→ Task requirements: Please write out the lines from the records below verbatim, starting with the line that contains "y-tick-label: 60K <box>681 124 706 139</box>" and going on through the line that contains "series-line <box>49 139 669 297</box>".

------ Source data ------

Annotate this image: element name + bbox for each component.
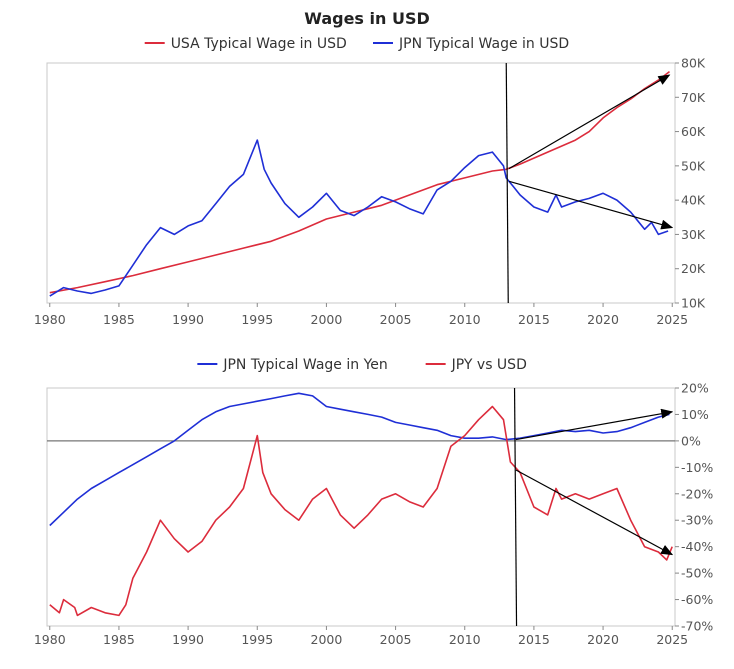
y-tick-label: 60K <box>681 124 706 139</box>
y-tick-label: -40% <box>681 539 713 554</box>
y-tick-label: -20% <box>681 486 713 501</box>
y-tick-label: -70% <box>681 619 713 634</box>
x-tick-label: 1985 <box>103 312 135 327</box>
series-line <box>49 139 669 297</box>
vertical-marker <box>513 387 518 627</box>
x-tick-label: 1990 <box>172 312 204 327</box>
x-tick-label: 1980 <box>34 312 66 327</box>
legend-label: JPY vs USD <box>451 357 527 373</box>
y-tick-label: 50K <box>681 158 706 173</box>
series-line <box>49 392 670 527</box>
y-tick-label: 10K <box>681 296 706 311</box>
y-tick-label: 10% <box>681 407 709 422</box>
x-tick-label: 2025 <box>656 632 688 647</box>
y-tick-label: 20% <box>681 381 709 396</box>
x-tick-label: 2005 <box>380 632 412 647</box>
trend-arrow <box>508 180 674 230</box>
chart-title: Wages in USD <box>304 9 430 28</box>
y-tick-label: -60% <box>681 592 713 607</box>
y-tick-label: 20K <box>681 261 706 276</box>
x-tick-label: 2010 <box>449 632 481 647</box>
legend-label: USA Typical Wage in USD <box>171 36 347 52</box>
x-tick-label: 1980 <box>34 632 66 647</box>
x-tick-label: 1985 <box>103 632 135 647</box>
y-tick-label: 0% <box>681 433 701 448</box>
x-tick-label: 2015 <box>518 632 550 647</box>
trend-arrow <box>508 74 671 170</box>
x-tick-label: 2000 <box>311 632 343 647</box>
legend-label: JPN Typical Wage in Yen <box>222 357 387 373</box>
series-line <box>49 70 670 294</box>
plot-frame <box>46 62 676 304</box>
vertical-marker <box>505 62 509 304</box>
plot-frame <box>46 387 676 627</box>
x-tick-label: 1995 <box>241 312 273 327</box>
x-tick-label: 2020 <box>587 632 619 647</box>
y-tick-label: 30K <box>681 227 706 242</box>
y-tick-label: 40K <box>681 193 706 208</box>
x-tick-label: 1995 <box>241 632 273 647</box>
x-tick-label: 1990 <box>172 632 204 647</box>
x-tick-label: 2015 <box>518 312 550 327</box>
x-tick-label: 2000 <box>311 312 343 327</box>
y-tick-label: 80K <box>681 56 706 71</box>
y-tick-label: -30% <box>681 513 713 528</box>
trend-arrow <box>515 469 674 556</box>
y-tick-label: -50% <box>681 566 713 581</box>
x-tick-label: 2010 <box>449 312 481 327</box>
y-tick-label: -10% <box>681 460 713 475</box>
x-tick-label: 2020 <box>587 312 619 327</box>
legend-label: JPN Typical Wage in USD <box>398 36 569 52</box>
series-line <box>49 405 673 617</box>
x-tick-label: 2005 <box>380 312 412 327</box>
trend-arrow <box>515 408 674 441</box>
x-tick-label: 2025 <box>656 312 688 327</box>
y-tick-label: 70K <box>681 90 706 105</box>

------

→ Task answer:
y-tick-label: 60K <box>681 124 706 139</box>
y-tick-label: -40% <box>681 539 713 554</box>
y-tick-label: -20% <box>681 486 713 501</box>
y-tick-label: -70% <box>681 619 713 634</box>
x-tick-label: 1985 <box>103 312 135 327</box>
series-line <box>49 139 669 297</box>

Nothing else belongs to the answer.